(Data extracted from a collection)
++++++++++++++++++++

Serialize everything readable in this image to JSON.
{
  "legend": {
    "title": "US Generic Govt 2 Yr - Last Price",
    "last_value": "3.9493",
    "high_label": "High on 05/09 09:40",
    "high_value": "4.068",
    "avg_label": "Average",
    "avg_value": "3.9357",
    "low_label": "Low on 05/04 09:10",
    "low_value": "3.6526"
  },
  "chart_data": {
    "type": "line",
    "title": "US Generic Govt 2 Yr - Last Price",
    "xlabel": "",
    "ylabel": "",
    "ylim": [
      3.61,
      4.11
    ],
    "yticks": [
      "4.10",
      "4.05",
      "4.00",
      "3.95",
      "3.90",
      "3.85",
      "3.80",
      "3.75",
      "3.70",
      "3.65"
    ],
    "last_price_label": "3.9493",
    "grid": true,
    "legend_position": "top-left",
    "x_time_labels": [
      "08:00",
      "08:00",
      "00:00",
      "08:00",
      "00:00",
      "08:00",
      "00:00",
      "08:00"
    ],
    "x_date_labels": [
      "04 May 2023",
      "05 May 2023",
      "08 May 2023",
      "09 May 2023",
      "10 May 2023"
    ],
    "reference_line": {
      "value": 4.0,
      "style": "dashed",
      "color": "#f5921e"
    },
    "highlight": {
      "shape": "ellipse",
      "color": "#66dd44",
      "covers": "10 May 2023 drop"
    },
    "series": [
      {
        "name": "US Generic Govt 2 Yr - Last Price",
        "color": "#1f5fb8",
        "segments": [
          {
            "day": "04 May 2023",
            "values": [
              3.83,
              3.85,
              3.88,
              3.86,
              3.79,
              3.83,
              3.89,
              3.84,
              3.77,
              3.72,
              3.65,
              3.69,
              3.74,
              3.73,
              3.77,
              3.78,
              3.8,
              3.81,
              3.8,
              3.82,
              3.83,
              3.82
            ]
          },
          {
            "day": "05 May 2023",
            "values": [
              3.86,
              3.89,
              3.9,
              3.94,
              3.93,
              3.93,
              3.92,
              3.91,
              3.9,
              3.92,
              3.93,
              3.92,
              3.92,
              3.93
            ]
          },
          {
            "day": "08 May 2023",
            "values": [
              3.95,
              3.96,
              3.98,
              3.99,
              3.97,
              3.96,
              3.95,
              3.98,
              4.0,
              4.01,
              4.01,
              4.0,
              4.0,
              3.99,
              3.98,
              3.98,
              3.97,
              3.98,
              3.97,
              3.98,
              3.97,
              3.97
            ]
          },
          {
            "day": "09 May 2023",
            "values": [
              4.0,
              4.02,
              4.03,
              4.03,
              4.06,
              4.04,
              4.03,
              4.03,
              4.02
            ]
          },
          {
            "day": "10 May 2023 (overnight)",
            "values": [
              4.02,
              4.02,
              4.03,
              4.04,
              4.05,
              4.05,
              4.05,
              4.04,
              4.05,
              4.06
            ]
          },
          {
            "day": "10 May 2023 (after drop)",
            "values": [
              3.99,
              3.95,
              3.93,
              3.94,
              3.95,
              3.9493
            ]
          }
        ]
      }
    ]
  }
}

++++++++++++++++++++

Look through the material and copy each line that has "color".

== Worked solution ==
      "color": "#f5921e"
      "color": "#66dd44",
        "color": "#1f5fb8",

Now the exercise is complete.